SOURCE DATA -
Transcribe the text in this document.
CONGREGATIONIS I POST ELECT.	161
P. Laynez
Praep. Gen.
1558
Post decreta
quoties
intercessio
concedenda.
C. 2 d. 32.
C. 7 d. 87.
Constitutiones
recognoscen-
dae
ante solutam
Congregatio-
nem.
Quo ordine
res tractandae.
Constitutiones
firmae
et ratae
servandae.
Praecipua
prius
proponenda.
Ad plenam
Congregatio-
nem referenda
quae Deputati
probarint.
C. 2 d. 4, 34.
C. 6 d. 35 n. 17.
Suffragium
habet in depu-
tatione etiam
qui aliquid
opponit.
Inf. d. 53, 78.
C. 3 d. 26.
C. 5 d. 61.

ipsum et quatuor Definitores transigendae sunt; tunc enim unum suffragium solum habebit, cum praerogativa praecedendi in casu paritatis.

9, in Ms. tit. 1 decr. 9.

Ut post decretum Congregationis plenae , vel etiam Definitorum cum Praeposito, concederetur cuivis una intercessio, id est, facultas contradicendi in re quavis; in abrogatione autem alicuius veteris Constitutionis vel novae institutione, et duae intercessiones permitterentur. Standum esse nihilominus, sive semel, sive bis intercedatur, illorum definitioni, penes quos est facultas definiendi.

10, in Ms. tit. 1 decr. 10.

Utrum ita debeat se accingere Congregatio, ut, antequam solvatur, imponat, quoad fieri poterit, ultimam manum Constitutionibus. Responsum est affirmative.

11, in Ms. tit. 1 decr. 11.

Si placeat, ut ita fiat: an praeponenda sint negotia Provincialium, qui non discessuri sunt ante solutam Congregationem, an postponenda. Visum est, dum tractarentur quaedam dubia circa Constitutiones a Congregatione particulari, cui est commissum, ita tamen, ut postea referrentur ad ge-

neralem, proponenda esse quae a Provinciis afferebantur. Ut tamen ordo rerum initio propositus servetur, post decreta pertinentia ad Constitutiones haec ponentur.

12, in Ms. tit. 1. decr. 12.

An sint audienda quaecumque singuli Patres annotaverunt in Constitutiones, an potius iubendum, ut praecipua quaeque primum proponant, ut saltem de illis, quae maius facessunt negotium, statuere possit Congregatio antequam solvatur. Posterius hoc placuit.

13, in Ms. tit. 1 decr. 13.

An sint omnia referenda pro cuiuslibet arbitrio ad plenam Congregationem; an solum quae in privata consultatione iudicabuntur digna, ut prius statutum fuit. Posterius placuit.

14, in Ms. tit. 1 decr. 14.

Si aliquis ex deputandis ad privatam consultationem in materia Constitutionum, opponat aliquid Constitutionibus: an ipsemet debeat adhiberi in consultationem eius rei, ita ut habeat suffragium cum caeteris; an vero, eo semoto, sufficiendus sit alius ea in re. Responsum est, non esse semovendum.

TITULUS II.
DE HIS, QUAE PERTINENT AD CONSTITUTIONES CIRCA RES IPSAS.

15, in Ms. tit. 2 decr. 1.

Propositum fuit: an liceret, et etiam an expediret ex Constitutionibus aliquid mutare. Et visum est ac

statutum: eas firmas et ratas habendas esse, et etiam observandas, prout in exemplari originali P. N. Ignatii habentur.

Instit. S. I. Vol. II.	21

WHAT THE TASK REQUIRES - Reproduce all of the material above word for word.

PROBLEM SOLUTION -
Transcribe the text in this document.
CONGREGATIONIS I POST ELECT.	161
P. Laynez
Praep. Gen.
1558
Post decreta
quoties
intercessio
concedenda.
C. 2 d. 32.
C. 7 d. 87.
Constitutiones
recognoscen-
dae
ante solutam
Congregatio-
nem.
Quo ordine
res tractandae.
Constitutiones
firmae
et ratae
servandae.
Praecipua
prius
proponenda.
Ad plenam
Congregatio-
nem referenda
quae Deputati
probarint.
C. 2 d. 4, 34.
C. 6 d. 35 n. 17.
Suffragium
habet in depu-
tatione etiam
qui aliquid
opponit.
Inf. d. 53, 78.
C. 3 d. 26.
C. 5 d. 61.

ipsum et quatuor Definitores transigendae sunt; tunc enim unum suffragium solum habebit, cum praerogativa praecedendi in casu paritatis.

9, in Ms. tit. 1 decr. 9.

Ut post decretum Congregationis plenae , vel etiam Definitorum cum Praeposito, concederetur cuivis una intercessio, id est, facultas contradicendi in re quavis; in abrogatione autem alicuius veteris Constitutionis vel novae institutione, et duae intercessiones permitterentur. Standum esse nihilominus, sive semel, sive bis intercedatur, illorum definitioni, penes quos est facultas definiendi.

10, in Ms. tit. 1 decr. 10.

Utrum ita debeat se accingere Congregatio, ut, antequam solvatur, imponat, quoad fieri poterit, ultimam manum Constitutionibus. Responsum est affirmative.

11, in Ms. tit. 1 decr. 11.

Si placeat, ut ita fiat: an praeponenda sint negotia Provincialium, qui non discessuri sunt ante solutam Congregationem, an postponenda. Visum est, dum tractarentur quaedam dubia circa Constitutiones a Congregatione particulari, cui est commissum, ita tamen, ut postea referrentur ad ge-

neralem, proponenda esse quae a Provinciis afferebantur. Ut tamen ordo rerum initio propositus servetur, post decreta pertinentia ad Constitutiones haec ponentur.

12, in Ms. tit. 1. decr. 12.

An sint audienda quaecumque singuli Patres annotaverunt in Constitutiones, an potius iubendum, ut praecipua quaeque primum proponant, ut saltem de illis, quae maius facessunt negotium, statuere possit Congregatio antequam solvatur. Posterius hoc placuit.

13, in Ms. tit. 1 decr. 13.

An sint omnia referenda pro cuiuslibet arbitrio ad plenam Congregationem; an solum quae in privata consultatione iudicabuntur digna, ut prius statutum fuit. Posterius placuit.

14, in Ms. tit. 1 decr. 14.

Si aliquis ex deputandis ad privatam consultationem in materia Constitutionum, opponat aliquid Constitutionibus: an ipsemet debeat adhiberi in consultationem eius rei, ita ut habeat suffragium cum caeteris; an vero, eo semoto, sufficiendus sit alius ea in re. Responsum est, non esse semovendum.

TITULUS II.
DE HIS, QUAE PERTINENT AD CONSTITUTIONES CIRCA RES IPSAS.

15, in Ms. tit. 2 decr. 1.

Propositum fuit: an liceret, et etiam an expediret ex Constitutionibus aliquid mutare. Et visum est ac

statutum: eas firmas et ratas habendas esse, et etiam observandas, prout in exemplari originali P. N. Ignatii habentur.

Instit. S. I. Vol. II.	21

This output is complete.